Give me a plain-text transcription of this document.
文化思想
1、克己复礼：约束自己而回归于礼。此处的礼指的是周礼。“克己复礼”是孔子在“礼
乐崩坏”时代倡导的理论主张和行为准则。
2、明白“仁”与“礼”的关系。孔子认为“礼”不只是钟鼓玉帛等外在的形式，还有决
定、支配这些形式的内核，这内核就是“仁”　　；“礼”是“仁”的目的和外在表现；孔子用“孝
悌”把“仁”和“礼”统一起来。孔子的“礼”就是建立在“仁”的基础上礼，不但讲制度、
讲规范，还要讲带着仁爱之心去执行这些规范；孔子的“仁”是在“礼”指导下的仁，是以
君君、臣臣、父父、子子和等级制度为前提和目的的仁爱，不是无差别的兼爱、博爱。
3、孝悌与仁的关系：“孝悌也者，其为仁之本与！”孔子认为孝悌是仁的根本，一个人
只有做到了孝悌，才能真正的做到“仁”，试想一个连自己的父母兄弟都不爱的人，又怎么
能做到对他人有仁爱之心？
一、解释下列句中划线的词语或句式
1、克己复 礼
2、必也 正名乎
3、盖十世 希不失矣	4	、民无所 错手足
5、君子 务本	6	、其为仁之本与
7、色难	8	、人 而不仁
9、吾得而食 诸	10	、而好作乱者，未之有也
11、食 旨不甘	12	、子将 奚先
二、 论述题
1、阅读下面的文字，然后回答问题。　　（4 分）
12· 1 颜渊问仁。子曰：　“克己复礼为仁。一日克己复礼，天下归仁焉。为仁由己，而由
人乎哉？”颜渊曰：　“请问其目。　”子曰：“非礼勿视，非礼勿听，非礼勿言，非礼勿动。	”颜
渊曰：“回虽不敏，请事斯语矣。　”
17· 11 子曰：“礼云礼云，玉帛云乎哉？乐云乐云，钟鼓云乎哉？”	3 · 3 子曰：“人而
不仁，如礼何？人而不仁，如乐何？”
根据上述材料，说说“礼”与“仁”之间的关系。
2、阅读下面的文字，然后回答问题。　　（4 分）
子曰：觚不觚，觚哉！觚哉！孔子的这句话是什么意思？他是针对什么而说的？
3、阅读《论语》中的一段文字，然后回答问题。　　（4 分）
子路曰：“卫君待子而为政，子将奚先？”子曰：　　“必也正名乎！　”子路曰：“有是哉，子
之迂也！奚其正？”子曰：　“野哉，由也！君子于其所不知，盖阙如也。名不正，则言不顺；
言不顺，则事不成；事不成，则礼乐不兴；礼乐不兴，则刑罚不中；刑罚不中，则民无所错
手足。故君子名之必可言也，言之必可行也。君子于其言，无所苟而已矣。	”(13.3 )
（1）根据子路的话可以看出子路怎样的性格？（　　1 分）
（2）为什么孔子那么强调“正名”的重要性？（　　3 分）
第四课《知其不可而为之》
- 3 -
--
[What to produce]
Extract the data exactly as given.

[Full solution]
Give me a plain-text transcription of this document.
文化思想
1、克己复礼：约束自己而回归于礼。此处的礼指的是周礼。“克己复礼”是孔子在“礼
乐崩坏”时代倡导的理论主张和行为准则。
2、明白“仁”与“礼”的关系。孔子认为“礼”不只是钟鼓玉帛等外在的形式，还有决
定、支配这些形式的内核，这内核就是“仁”　　；“礼”是“仁”的目的和外在表现；孔子用“孝
悌”把“仁”和“礼”统一起来。孔子的“礼”就是建立在“仁”的基础上礼，不但讲制度、
讲规范，还要讲带着仁爱之心去执行这些规范；孔子的“仁”是在“礼”指导下的仁，是以
君君、臣臣、父父、子子和等级制度为前提和目的的仁爱，不是无差别的兼爱、博爱。
3、孝悌与仁的关系：“孝悌也者，其为仁之本与！”孔子认为孝悌是仁的根本，一个人
只有做到了孝悌，才能真正的做到“仁”，试想一个连自己的父母兄弟都不爱的人，又怎么
能做到对他人有仁爱之心？
一、解释下列句中划线的词语或句式
1、克己复 礼
2、必也 正名乎
3、盖十世 希不失矣	4	、民无所 错手足
5、君子 务本	6	、其为仁之本与
7、色难	8	、人 而不仁
9、吾得而食 诸	10	、而好作乱者，未之有也
11、食 旨不甘	12	、子将 奚先
二、 论述题
1、阅读下面的文字，然后回答问题。　　（4 分）
12· 1 颜渊问仁。子曰：　“克己复礼为仁。一日克己复礼，天下归仁焉。为仁由己，而由
人乎哉？”颜渊曰：　“请问其目。　”子曰：“非礼勿视，非礼勿听，非礼勿言，非礼勿动。	”颜
渊曰：“回虽不敏，请事斯语矣。　”
17· 11 子曰：“礼云礼云，玉帛云乎哉？乐云乐云，钟鼓云乎哉？”	3 · 3 子曰：“人而
不仁，如礼何？人而不仁，如乐何？”
根据上述材料，说说“礼”与“仁”之间的关系。
2、阅读下面的文字，然后回答问题。　　（4 分）
子曰：觚不觚，觚哉！觚哉！孔子的这句话是什么意思？他是针对什么而说的？
3、阅读《论语》中的一段文字，然后回答问题。　　（4 分）
子路曰：“卫君待子而为政，子将奚先？”子曰：　　“必也正名乎！　”子路曰：“有是哉，子
之迂也！奚其正？”子曰：　“野哉，由也！君子于其所不知，盖阙如也。名不正，则言不顺；
言不顺，则事不成；事不成，则礼乐不兴；礼乐不兴，则刑罚不中；刑罚不中，则民无所错
手足。故君子名之必可言也，言之必可行也。君子于其言，无所苟而已矣。	”(13.3 )
（1）根据子路的话可以看出子路怎样的性格？（　　1 分）
（2）为什么孔子那么强调“正名”的重要性？（　　3 分）
第四课《知其不可而为之》
- 3 -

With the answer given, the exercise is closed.